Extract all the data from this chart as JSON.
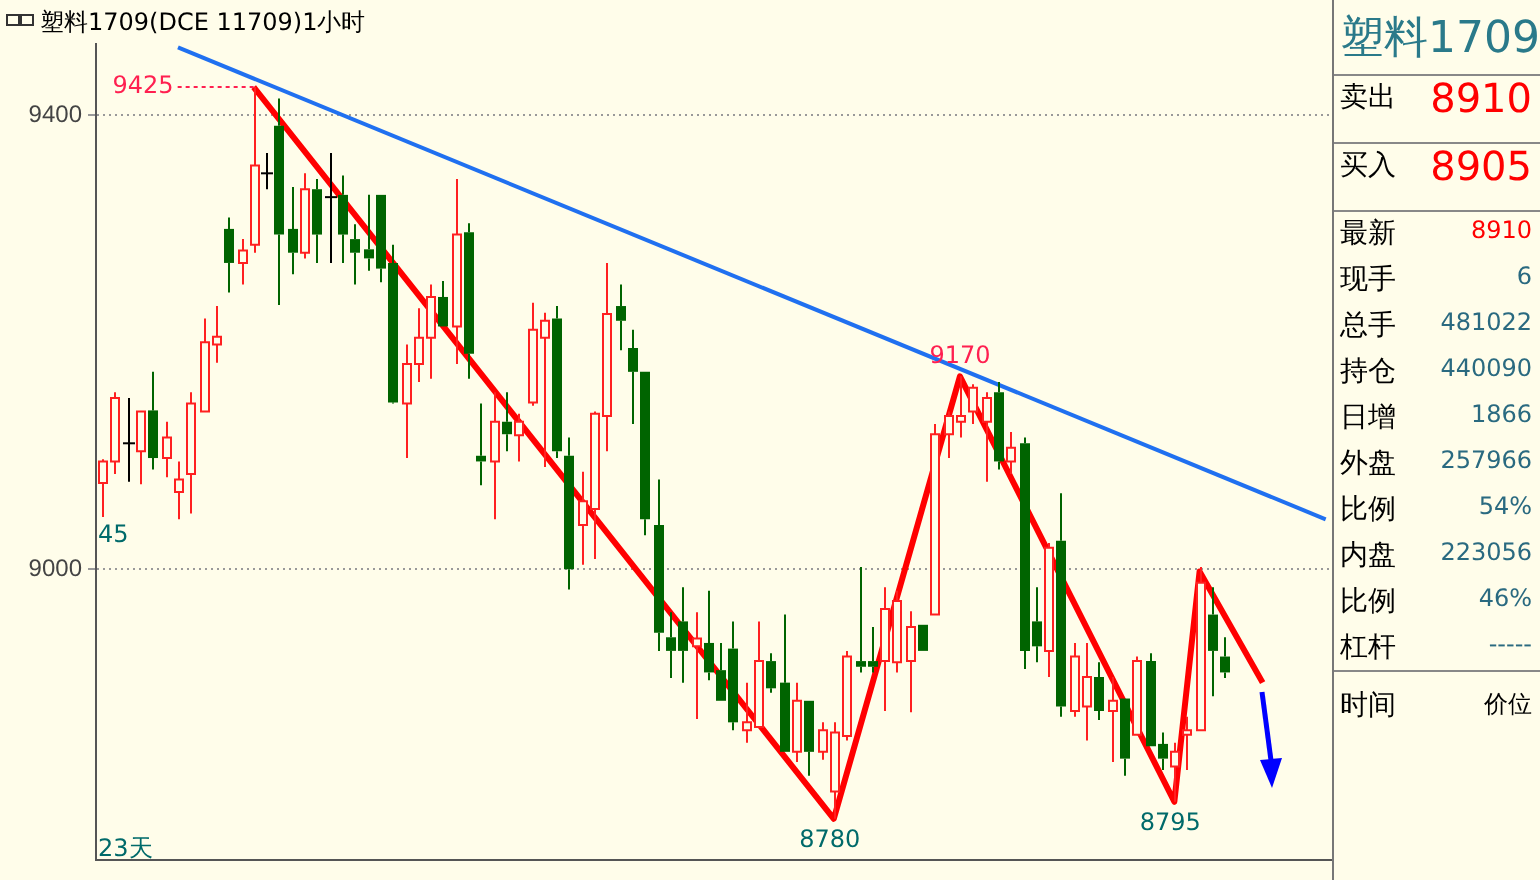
{
  "chart_data": [
    {
      "type": "candlestick",
      "title": "塑料1709(DCE 11709)1小时",
      "categories": [
        null,
        null,
        null,
        null,
        null,
        null,
        null,
        null,
        null,
        null,
        null,
        null,
        null,
        null,
        null,
        null,
        null,
        null,
        null,
        null,
        null,
        null,
        null,
        null,
        null,
        null,
        null,
        null,
        null,
        null,
        null,
        null,
        null,
        null,
        null,
        null,
        null,
        null,
        null,
        null,
        null,
        null,
        null,
        null,
        null,
        null,
        null,
        null,
        null,
        null,
        null,
        null,
        null,
        null,
        null,
        null,
        null,
        null,
        null,
        null,
        null,
        null,
        null,
        null,
        null,
        null,
        null,
        null,
        null,
        null,
        null,
        null,
        null,
        null,
        null,
        null,
        null,
        null,
        null,
        null,
        null,
        null,
        null,
        null,
        null,
        null,
        null,
        null,
        null,
        null,
        null,
        null,
        null,
        null,
        null,
        null,
        null,
        null
      ],
      "ohlc": [
        [
          9076,
          9097,
          9046,
          9095
        ],
        [
          9095,
          9156,
          9084,
          9151
        ],
        [
          9111,
          9151,
          9077,
          9111
        ],
        [
          9104,
          9139,
          9075,
          9139
        ],
        [
          9140,
          9174,
          9088,
          9098
        ],
        [
          9098,
          9130,
          9081,
          9116
        ],
        [
          9068,
          9095,
          9044,
          9079
        ],
        [
          9084,
          9156,
          9049,
          9146
        ],
        [
          9139,
          9221,
          9139,
          9200
        ],
        [
          9198,
          9232,
          9182,
          9205
        ],
        [
          9300,
          9310,
          9244,
          9270
        ],
        [
          9270,
          9291,
          9251,
          9281
        ],
        [
          9286,
          9425,
          9279,
          9356
        ],
        [
          9349,
          9367,
          9335,
          9349
        ],
        [
          9391,
          9415,
          9233,
          9295
        ],
        [
          9300,
          9337,
          9260,
          9279
        ],
        [
          9279,
          9349,
          9274,
          9335
        ],
        [
          9335,
          9344,
          9270,
          9295
        ],
        [
          9328,
          9367,
          9270,
          9328
        ],
        [
          9330,
          9347,
          9270,
          9295
        ],
        [
          9291,
          9304,
          9251,
          9279
        ],
        [
          9282,
          9330,
          9263,
          9274
        ],
        [
          9330,
          9330,
          9253,
          9265
        ],
        [
          9270,
          9286,
          9146,
          9147
        ],
        [
          9146,
          9198,
          9098,
          9181
        ],
        [
          9181,
          9230,
          9165,
          9204
        ],
        [
          9204,
          9251,
          9168,
          9240
        ],
        [
          9240,
          9254,
          9214,
          9214
        ],
        [
          9214,
          9344,
          9181,
          9295
        ],
        [
          9297,
          9305,
          9168,
          9190
        ],
        [
          9100,
          9146,
          9074,
          9095
        ],
        [
          9095,
          9156,
          9044,
          9130
        ],
        [
          9130,
          9156,
          9104,
          9119
        ],
        [
          9118,
          9137,
          9095,
          9130
        ],
        [
          9147,
          9235,
          9144,
          9211
        ],
        [
          9204,
          9226,
          9090,
          9219
        ],
        [
          9221,
          9232,
          9098,
          9104
        ],
        [
          9100,
          9116,
          8982,
          9000
        ],
        [
          9039,
          9086,
          9004,
          9060
        ],
        [
          9053,
          9139,
          9009,
          9137
        ],
        [
          9135,
          9270,
          9104,
          9225
        ],
        [
          9232,
          9251,
          9193,
          9219
        ],
        [
          9195,
          9211,
          9128,
          9174
        ],
        [
          9174,
          9174,
          9030,
          9044
        ],
        [
          9039,
          9079,
          8928,
          8944
        ],
        [
          8940,
          8962,
          8904,
          8928
        ],
        [
          8954,
          8984,
          8900,
          8928
        ],
        [
          8932,
          8962,
          8868,
          8939
        ],
        [
          8935,
          8981,
          8902,
          8909
        ],
        [
          8911,
          8935,
          8884,
          8884
        ],
        [
          8930,
          8954,
          8858,
          8865
        ],
        [
          8858,
          8900,
          8847,
          8865
        ],
        [
          8861,
          8954,
          8861,
          8919
        ],
        [
          8919,
          8926,
          8891,
          8895
        ],
        [
          8900,
          8960,
          8839,
          8839
        ],
        [
          8839,
          8900,
          8830,
          8884
        ],
        [
          8884,
          8884,
          8818,
          8839
        ],
        [
          8839,
          8865,
          8832,
          8858
        ],
        [
          8804,
          8865,
          8780,
          8856
        ],
        [
          8853,
          8928,
          8849,
          8923
        ],
        [
          8919,
          9002,
          8909,
          8914
        ],
        [
          8919,
          8949,
          8909,
          8914
        ],
        [
          8919,
          8984,
          8875,
          8965
        ],
        [
          8918,
          8981,
          8909,
          8972
        ],
        [
          8919,
          8963,
          8874,
          8949
        ],
        [
          8951,
          8951,
          8928,
          8928
        ],
        [
          8960,
          9128,
          8960,
          9119
        ],
        [
          9119,
          9139,
          9098,
          9135
        ],
        [
          9130,
          9170,
          9116,
          9135
        ],
        [
          9139,
          9163,
          9128,
          9160
        ],
        [
          9130,
          9156,
          9077,
          9151
        ],
        [
          9156,
          9165,
          9088,
          9095
        ],
        [
          9095,
          9121,
          9084,
          9107
        ],
        [
          9111,
          9116,
          8912,
          8928
        ],
        [
          8954,
          8984,
          8918,
          8932
        ],
        [
          8928,
          9023,
          8905,
          9019
        ],
        [
          9025,
          9067,
          8870,
          8879
        ],
        [
          8875,
          8935,
          8870,
          8923
        ],
        [
          8879,
          8935,
          8849,
          8905
        ],
        [
          8905,
          8918,
          8867,
          8875
        ],
        [
          8875,
          8905,
          8830,
          8884
        ],
        [
          8886,
          8886,
          8818,
          8833
        ],
        [
          8854,
          8923,
          8854,
          8919
        ],
        [
          8919,
          8926,
          8844,
          8844
        ],
        [
          8846,
          8856,
          8823,
          8833
        ],
        [
          8826,
          8847,
          8795,
          8839
        ],
        [
          8854,
          8870,
          8823,
          8858
        ],
        [
          8858,
          9002,
          8858,
          8988
        ],
        [
          8960,
          8984,
          8888,
          8928
        ],
        [
          8923,
          8940,
          8904,
          8909
        ],
        null,
        null,
        null,
        null,
        null,
        null,
        null,
        null
      ],
      "series": [
        {
          "type": "line",
          "color": "#2070f0",
          "values": [
            null,
            null,
            null,
            null,
            null,
            null,
            9460,
            null,
            null,
            null,
            null,
            null,
            null,
            null,
            null,
            null,
            null,
            null,
            null,
            null,
            null,
            null,
            null,
            null,
            null,
            null,
            null,
            null,
            null,
            null,
            null,
            null,
            null,
            null,
            null,
            null,
            null,
            null,
            null,
            null,
            null,
            null,
            null,
            null,
            null,
            null,
            null,
            null,
            null,
            null,
            null,
            null,
            null,
            null,
            null,
            null,
            null,
            null,
            null,
            null,
            null,
            null,
            null,
            null,
            null,
            null,
            null,
            null,
            null,
            null,
            null,
            null,
            null,
            null,
            null,
            null,
            null,
            null,
            null,
            null,
            null,
            null,
            null,
            null,
            null,
            null,
            null,
            null,
            null,
            null,
            null,
            null,
            null,
            null,
            null,
            null,
            null,
            9044
          ]
        },
        {
          "type": "line",
          "color": "#ff0000",
          "values": [
            null,
            null,
            null,
            null,
            null,
            null,
            null,
            null,
            null,
            null,
            null,
            null,
            9425,
            null,
            null,
            null,
            null,
            null,
            null,
            null,
            null,
            null,
            null,
            null,
            null,
            null,
            null,
            null,
            null,
            null,
            null,
            null,
            null,
            null,
            null,
            null,
            null,
            null,
            null,
            null,
            null,
            null,
            null,
            null,
            null,
            null,
            null,
            null,
            null,
            null,
            null,
            null,
            null,
            null,
            null,
            null,
            null,
            null,
            8780,
            null,
            null,
            null,
            null,
            null,
            null,
            null,
            null,
            null,
            9170,
            null,
            null,
            null,
            null,
            null,
            null,
            null,
            null,
            null,
            null,
            null,
            null,
            null,
            null,
            null,
            null,
            8795,
            null,
            8998,
            null,
            null,
            null,
            null,
            8900,
            null,
            null,
            null,
            null,
            null
          ]
        }
      ],
      "ylim": [
        8744,
        9463
      ],
      "yticks": [
        9400,
        9000
      ],
      "grid": "y",
      "tick_labels": "y",
      "annotations": [
        "9425",
        {
          "text": "8780",
          "y": 8780
        },
        {
          "text": "9170",
          "y": 9170
        },
        {
          "text": "8795",
          "y": 8795
        },
        "45",
        "23天"
      ]
    },
    {
      "type": "other",
      "title": "塑料1709",
      "annotations": [
        "卖出",
        "8910",
        "买入",
        "8905",
        "最新",
        "8910",
        "现手",
        "6",
        "总手",
        "481022",
        "持仓",
        "440090",
        "日增",
        "1866",
        "外盘",
        "257966",
        "比例",
        "54%",
        "内盘",
        "223056",
        "比例",
        "46%",
        "杠杆",
        "-----",
        "时间",
        "价位"
      ]
    }
  ]
}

=-=-=-=-=

#### Prompt
Which lines hold the word "title"? Copy every one of them.

#### Answer below
      "title": "塑料1709(DCE 11709)1小时",
      "title": "塑料1709",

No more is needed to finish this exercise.